§ What you are asked to do:
Return the lines of the listing below verbatim, from the line holding "replacement-material-cell[interactable] <box>1196 587" through the line holding "calendar-icon[interactable] <box>576 107", inclusive.

§ Collected data entries:
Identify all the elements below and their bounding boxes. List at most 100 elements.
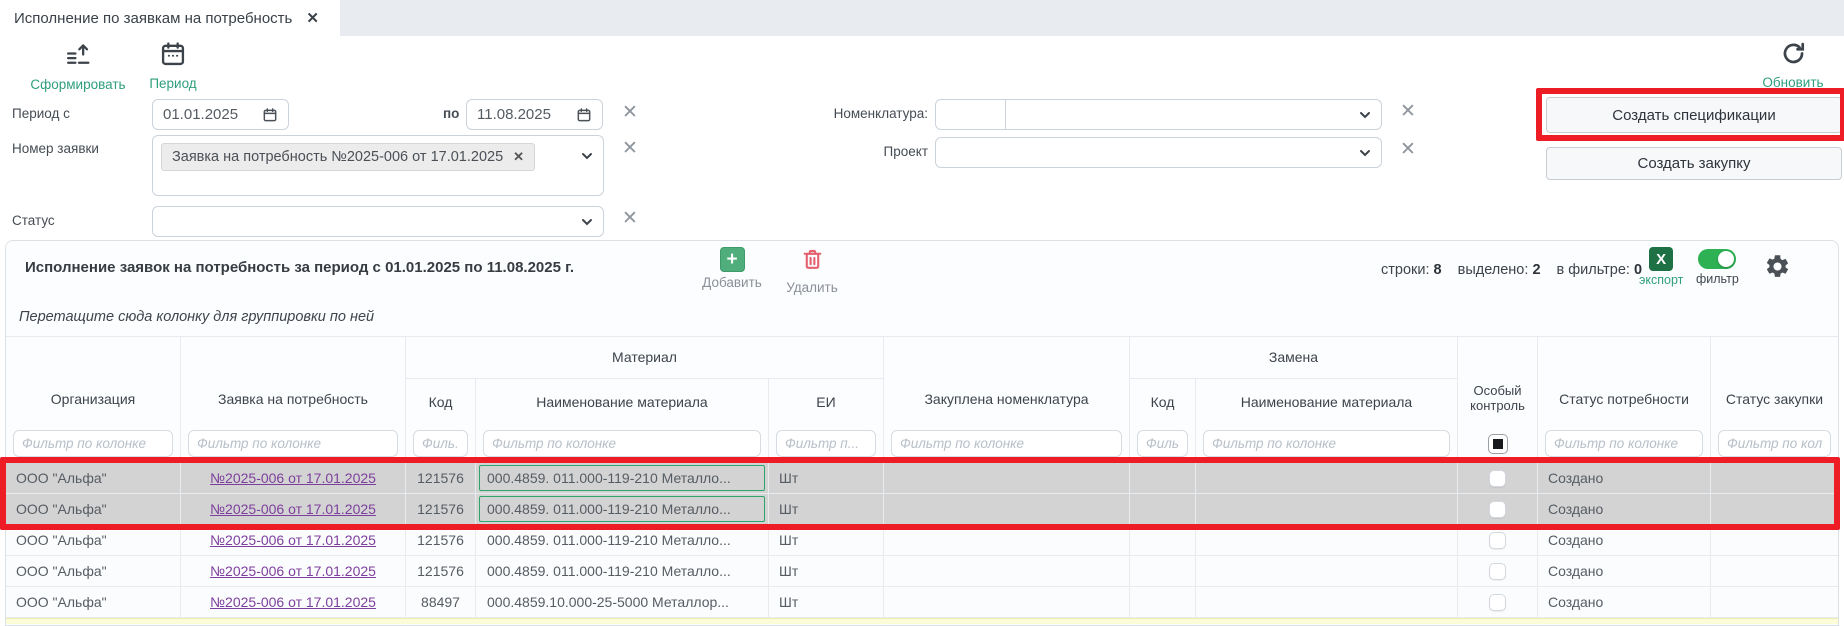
replacement-material-cell[interactable] <box>1196 587 1458 617</box>
status-need-cell[interactable]: Создано <box>1538 525 1711 555</box>
request-link[interactable]: №2025-006 от 17.01.2025 <box>210 594 376 610</box>
chevron-down-icon[interactable] <box>580 149 594 163</box>
column-filter-input[interactable] <box>1203 430 1450 457</box>
calendar-icon[interactable] <box>576 107 592 123</box>
col-header-status-purchase[interactable]: Статус закупки <box>1711 337 1838 425</box>
replacement-code-cell[interactable] <box>1130 463 1196 493</box>
request-link[interactable]: №2025-006 от 17.01.2025 <box>210 563 376 579</box>
material-name[interactable]: 000.4859. 011.000-119-210 Металло... <box>479 465 765 491</box>
settings-button[interactable] <box>1764 253 1791 280</box>
request-number-select[interactable]: Заявка на потребность №2025-006 от 17.01… <box>152 135 604 196</box>
clear-period-icon[interactable]: ✕ <box>622 103 638 122</box>
material-cell[interactable]: 000.4859. 011.000-119-210 Металло... <box>476 494 769 524</box>
organization-cell[interactable]: ООО "Альфа" <box>6 463 181 493</box>
col-header-replacement-code[interactable]: Код <box>1130 379 1196 425</box>
material-name[interactable]: 000.4859.10.000-25-5000 Металлор... <box>479 589 765 615</box>
column-filter-input[interactable] <box>891 430 1122 457</box>
tab-close-icon[interactable]: ✕ <box>306 9 319 27</box>
code-cell[interactable]: 121576 <box>406 494 476 524</box>
period-from-value[interactable] <box>163 106 262 123</box>
purchased-cell[interactable] <box>884 587 1130 617</box>
group-header-replacement[interactable]: Замена <box>1130 337 1458 379</box>
purchased-cell[interactable] <box>884 494 1130 524</box>
project-select[interactable] <box>935 137 1382 168</box>
period-button[interactable]: Период <box>135 40 211 91</box>
material-cell[interactable]: 000.4859. 011.000-119-210 Металло... <box>476 525 769 555</box>
nomenclature-code-input[interactable] <box>935 99 1006 130</box>
replacement-code-cell[interactable] <box>1130 556 1196 586</box>
replacement-material-cell[interactable] <box>1196 556 1458 586</box>
replacement-material-cell[interactable] <box>1196 494 1458 524</box>
material-name[interactable]: 000.4859. 011.000-119-210 Металло... <box>479 527 765 553</box>
chip-remove-icon[interactable]: ✕ <box>513 149 524 165</box>
column-filter-input[interactable] <box>1137 430 1188 457</box>
status-need-cell[interactable]: Создано <box>1538 587 1711 617</box>
nomenclature-code-value[interactable] <box>946 106 995 123</box>
unit-cell[interactable]: Шт <box>769 587 884 617</box>
col-header-request[interactable]: Заявка на потребность <box>181 337 406 425</box>
period-to-value[interactable] <box>477 106 576 123</box>
purchased-cell[interactable] <box>884 463 1130 493</box>
col-header-code[interactable]: Код <box>406 379 476 425</box>
add-row-button[interactable]: + Добавить <box>694 247 770 290</box>
status-purchase-cell[interactable] <box>1711 556 1838 586</box>
export-excel-button[interactable]: X экспорт <box>1639 247 1683 287</box>
column-filter-input[interactable] <box>1545 430 1703 457</box>
clear-request-icon[interactable]: ✕ <box>622 139 638 158</box>
row-checkbox[interactable] <box>1489 532 1506 549</box>
request-chip[interactable]: Заявка на потребность №2025-006 от 17.01… <box>161 143 535 171</box>
request-link[interactable]: №2025-006 от 17.01.2025 <box>210 470 376 486</box>
column-filter-input[interactable] <box>483 430 761 457</box>
replacement-material-cell[interactable] <box>1196 525 1458 555</box>
unit-cell[interactable]: Шт <box>769 525 884 555</box>
replacement-code-cell[interactable] <box>1130 587 1196 617</box>
status-select[interactable] <box>152 206 604 237</box>
special-control-filter-checkbox[interactable] <box>1488 434 1508 454</box>
col-header-unit[interactable]: ЕИ <box>769 379 884 425</box>
column-filter-input[interactable] <box>413 430 468 457</box>
generate-button[interactable]: Сформировать <box>28 40 128 92</box>
replacement-code-cell[interactable] <box>1130 494 1196 524</box>
code-cell[interactable]: 88497 <box>406 587 476 617</box>
status-need-cell[interactable]: Создано <box>1538 556 1711 586</box>
column-filter-input[interactable] <box>13 430 173 457</box>
row-checkbox[interactable] <box>1489 563 1506 580</box>
period-from-input[interactable] <box>152 99 289 130</box>
status-purchase-cell[interactable] <box>1711 587 1838 617</box>
material-name[interactable]: 000.4859. 011.000-119-210 Металло... <box>479 496 765 522</box>
unit-cell[interactable]: Шт <box>769 556 884 586</box>
request-link[interactable]: №2025-006 от 17.01.2025 <box>210 501 376 517</box>
col-header-material-name[interactable]: Наименование материала <box>476 379 769 425</box>
request-cell[interactable]: №2025-006 от 17.01.2025 <box>181 463 406 493</box>
request-cell[interactable]: №2025-006 от 17.01.2025 <box>181 494 406 524</box>
clear-status-icon[interactable]: ✕ <box>622 209 638 228</box>
status-need-cell[interactable]: Создано <box>1538 463 1711 493</box>
purchased-cell[interactable] <box>884 525 1130 555</box>
table-row[interactable]: ООО "Альфа" №2025-006 от 17.01.2025 1215… <box>6 494 1838 525</box>
purchased-cell[interactable] <box>884 556 1130 586</box>
col-header-purchased[interactable]: Закуплена номенклатура <box>884 337 1130 425</box>
table-row[interactable]: ООО "Альфа" №2025-006 от 17.01.2025 1215… <box>6 525 1838 556</box>
replacement-code-cell[interactable] <box>1130 525 1196 555</box>
chevron-down-icon[interactable] <box>1358 108 1372 122</box>
request-cell[interactable]: №2025-006 от 17.01.2025 <box>181 556 406 586</box>
col-header-replacement-material[interactable]: Наименование материала <box>1196 379 1458 425</box>
table-row[interactable]: ООО "Альфа" №2025-006 от 17.01.2025 1215… <box>6 556 1838 587</box>
material-name[interactable]: 000.4859. 011.000-119-210 Металло... <box>479 558 765 584</box>
unit-cell[interactable]: Шт <box>769 463 884 493</box>
col-header-status-need[interactable]: Статус потребности <box>1538 337 1711 425</box>
toggle-on-icon[interactable] <box>1698 249 1736 269</box>
row-checkbox[interactable] <box>1489 501 1506 518</box>
status-purchase-cell[interactable] <box>1711 494 1838 524</box>
period-to-input[interactable] <box>466 99 603 130</box>
organization-cell[interactable]: ООО "Альфа" <box>6 494 181 524</box>
organization-cell[interactable]: ООО "Альфа" <box>6 556 181 586</box>
chevron-down-icon[interactable] <box>580 215 594 229</box>
code-cell[interactable]: 121576 <box>406 525 476 555</box>
status-need-cell[interactable]: Создано <box>1538 494 1711 524</box>
filter-toggle[interactable]: фильтр <box>1696 249 1739 286</box>
replacement-material-cell[interactable] <box>1196 463 1458 493</box>
calendar-icon[interactable] <box>262 107 278 123</box>
code-cell[interactable]: 121576 <box>406 463 476 493</box>
nomenclature-select[interactable] <box>1005 99 1382 130</box>
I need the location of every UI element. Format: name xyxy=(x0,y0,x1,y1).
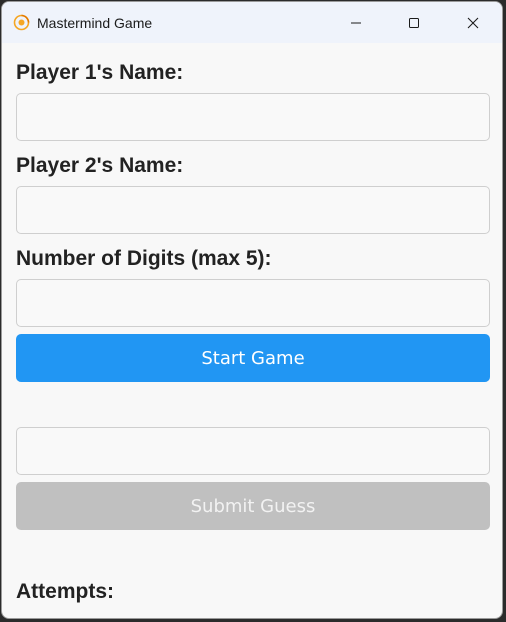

§ The output:
replacement-material-cell[interactable] <box>1196 587 1458 617</box>
status-need-cell[interactable]: Создано <box>1538 525 1711 555</box>
request-link[interactable]: №2025-006 от 17.01.2025 <box>210 594 376 610</box>
chevron-down-icon[interactable] <box>580 149 594 163</box>
column-filter-input[interactable] <box>1203 430 1450 457</box>
calendar-icon[interactable] <box>576 107 592 123</box>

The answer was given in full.